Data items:

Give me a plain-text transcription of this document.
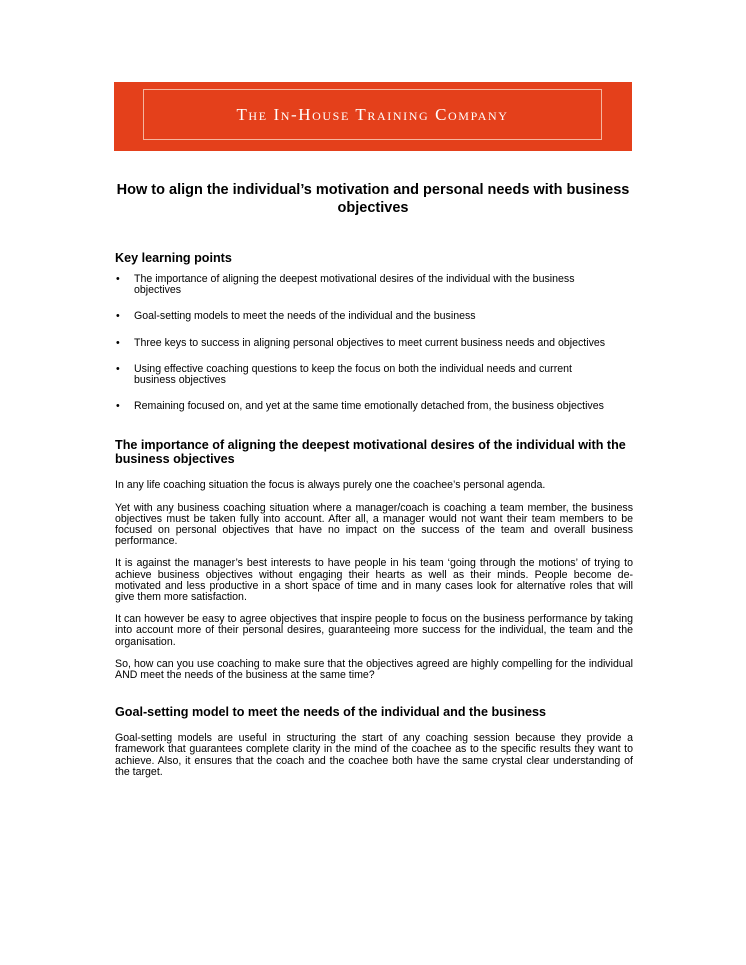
The In-House Training Company
How to align the individual’s motivation and personal needs with business objectives
Key learning points
• The importance of aligning the deepest motivational desires of the individual with the business objectives
• Goal-setting models to meet the needs of the individual and the business
• Three keys to success in aligning personal objectives to meet current business needs and objectives
• Using effective coaching questions to keep the focus on both the individual needs and current business objectives
• Remaining focused on, and yet at the same time emotionally detached from, the business objectives
The importance of aligning the deepest motivational desires of the individual with the business objectives

In any life coaching situation the focus is always purely one the coachee’s personal agenda.

Yet with any business coaching situation where a manager/coach is coaching a team member, the business objectives must be taken fully into account. After all, a manager would not want their team members to be focused on personal objectives that have no impact on the success of the team and overall business performance.

It is against the manager’s best interests to have people in his team ‘going through the motions’ of trying to achieve business objectives without engaging their hearts as well as their minds. People become de-motivated and less productive in a short space of time and in many cases look for alternative roles that will give them more satisfaction.

It can however be easy to agree objectives that inspire people to focus on the business performance by taking into account more of their personal desires, guaranteeing more success for the individual, the team and the organisation.

So, how can you use coaching to make sure that the objectives agreed are highly compelling for the individual AND meet the needs of the business at the same time?

Goal-setting model to meet the needs of the individual and the business

Goal-setting models are useful in structuring the start of any coaching session because they provide a framework that guarantees complete clarity in the mind of the coachee as to the specific results they want to achieve. Also, it ensures that the coach and the coachee both have the same crystal clear understanding of the target.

### What to produce
Work out how many lines of the data above contain the string "manager" and give the number alone.

### Final result
2